[Extracted records]
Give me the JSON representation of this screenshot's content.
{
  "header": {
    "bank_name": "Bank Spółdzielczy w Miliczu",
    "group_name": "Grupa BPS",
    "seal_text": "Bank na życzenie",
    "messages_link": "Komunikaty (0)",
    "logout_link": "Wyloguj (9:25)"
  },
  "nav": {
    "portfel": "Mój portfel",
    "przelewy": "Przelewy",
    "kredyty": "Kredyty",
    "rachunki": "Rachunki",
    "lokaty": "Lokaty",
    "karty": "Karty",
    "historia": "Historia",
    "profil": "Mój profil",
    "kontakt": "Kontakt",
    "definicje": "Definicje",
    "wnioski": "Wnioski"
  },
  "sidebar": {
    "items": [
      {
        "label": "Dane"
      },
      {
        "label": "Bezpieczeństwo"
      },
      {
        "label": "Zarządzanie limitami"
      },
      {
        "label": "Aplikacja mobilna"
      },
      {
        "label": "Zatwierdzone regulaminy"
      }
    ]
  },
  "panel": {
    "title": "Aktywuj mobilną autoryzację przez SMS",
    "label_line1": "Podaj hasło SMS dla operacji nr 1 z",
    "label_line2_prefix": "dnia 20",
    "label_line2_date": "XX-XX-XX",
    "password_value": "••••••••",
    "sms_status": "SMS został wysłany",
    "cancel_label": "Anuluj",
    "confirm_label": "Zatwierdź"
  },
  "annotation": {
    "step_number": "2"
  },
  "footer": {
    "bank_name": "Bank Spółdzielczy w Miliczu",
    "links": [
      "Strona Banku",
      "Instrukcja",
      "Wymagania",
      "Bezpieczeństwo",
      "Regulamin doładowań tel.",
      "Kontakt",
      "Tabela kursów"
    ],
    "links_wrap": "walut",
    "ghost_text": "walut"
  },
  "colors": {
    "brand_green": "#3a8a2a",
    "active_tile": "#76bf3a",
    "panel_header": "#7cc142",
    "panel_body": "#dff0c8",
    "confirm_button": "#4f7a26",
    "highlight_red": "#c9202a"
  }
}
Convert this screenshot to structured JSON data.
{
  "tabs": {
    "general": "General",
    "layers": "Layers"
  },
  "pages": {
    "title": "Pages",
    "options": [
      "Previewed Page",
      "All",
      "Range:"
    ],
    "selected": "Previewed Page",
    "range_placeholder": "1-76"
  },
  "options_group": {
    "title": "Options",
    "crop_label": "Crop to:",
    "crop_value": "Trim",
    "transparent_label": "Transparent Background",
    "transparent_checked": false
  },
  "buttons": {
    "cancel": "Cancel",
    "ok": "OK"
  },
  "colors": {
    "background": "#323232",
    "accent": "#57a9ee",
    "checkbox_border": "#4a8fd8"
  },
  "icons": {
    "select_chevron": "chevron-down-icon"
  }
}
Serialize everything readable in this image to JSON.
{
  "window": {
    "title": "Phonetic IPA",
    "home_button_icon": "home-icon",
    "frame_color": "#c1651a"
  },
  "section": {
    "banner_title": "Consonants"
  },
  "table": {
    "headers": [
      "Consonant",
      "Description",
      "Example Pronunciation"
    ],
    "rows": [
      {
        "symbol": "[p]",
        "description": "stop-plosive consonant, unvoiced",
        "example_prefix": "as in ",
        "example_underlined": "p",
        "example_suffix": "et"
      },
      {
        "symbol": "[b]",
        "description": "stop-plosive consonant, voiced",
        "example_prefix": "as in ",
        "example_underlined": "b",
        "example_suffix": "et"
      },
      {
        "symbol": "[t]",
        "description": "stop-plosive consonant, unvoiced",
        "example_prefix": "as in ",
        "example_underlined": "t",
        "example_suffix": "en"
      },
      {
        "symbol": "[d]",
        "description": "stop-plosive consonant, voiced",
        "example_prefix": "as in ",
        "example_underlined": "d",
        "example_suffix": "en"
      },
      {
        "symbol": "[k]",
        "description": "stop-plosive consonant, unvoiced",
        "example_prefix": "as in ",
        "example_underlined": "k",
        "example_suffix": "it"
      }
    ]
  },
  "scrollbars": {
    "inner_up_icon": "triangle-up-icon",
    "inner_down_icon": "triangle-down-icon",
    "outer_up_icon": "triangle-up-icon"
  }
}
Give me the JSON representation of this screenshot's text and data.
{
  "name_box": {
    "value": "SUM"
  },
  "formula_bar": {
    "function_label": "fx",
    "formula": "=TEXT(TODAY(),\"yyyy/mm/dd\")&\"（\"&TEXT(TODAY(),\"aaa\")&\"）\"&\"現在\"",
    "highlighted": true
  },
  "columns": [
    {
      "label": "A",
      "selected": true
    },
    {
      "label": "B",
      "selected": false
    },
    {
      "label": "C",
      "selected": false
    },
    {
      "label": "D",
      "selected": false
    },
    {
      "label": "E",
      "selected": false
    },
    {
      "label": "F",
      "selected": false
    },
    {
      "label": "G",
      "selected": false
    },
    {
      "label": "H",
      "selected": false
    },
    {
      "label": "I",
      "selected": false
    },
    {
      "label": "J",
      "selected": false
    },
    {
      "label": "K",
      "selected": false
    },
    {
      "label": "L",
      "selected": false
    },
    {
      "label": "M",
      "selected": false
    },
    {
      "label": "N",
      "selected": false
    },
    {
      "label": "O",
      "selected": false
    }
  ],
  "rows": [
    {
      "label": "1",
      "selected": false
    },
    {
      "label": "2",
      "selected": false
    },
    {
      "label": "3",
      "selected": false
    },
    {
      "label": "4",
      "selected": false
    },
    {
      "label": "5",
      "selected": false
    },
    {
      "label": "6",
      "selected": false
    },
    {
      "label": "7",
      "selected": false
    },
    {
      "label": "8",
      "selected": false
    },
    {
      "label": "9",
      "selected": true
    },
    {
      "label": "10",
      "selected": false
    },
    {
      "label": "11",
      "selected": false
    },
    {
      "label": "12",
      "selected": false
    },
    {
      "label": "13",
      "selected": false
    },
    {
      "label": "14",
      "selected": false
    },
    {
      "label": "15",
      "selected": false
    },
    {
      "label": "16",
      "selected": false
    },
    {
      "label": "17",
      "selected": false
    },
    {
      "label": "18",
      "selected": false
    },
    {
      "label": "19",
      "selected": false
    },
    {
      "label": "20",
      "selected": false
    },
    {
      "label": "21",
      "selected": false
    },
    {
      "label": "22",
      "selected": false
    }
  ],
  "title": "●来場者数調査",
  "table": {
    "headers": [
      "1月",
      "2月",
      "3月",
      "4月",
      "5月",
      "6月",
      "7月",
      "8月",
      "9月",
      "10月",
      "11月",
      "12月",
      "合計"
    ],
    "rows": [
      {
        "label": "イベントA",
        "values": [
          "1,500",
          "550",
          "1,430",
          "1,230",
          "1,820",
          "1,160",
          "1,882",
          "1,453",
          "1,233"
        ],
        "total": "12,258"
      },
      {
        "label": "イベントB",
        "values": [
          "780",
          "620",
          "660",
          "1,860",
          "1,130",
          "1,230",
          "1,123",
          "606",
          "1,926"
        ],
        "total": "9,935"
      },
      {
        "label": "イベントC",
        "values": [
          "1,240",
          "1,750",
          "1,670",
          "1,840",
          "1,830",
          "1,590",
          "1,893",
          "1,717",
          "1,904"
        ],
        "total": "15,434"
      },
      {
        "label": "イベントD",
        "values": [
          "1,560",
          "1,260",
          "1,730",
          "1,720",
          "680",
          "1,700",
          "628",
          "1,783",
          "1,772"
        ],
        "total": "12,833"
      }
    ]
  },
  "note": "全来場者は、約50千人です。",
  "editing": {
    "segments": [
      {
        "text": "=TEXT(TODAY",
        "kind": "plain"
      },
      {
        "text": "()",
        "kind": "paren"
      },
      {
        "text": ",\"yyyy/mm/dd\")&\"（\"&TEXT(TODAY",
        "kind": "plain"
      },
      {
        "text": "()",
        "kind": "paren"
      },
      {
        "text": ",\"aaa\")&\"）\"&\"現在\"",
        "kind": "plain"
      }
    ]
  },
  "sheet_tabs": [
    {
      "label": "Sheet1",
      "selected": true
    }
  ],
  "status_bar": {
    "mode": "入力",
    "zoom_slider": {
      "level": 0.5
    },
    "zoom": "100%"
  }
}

- **REQUIRED WORK**:
Copy each line of the entries that includes the word "Give".

- **SOLUTION BELOW**:
Give me the JSON representation of this screenshot's content.
Give me the JSON representation of this screenshot's text and data.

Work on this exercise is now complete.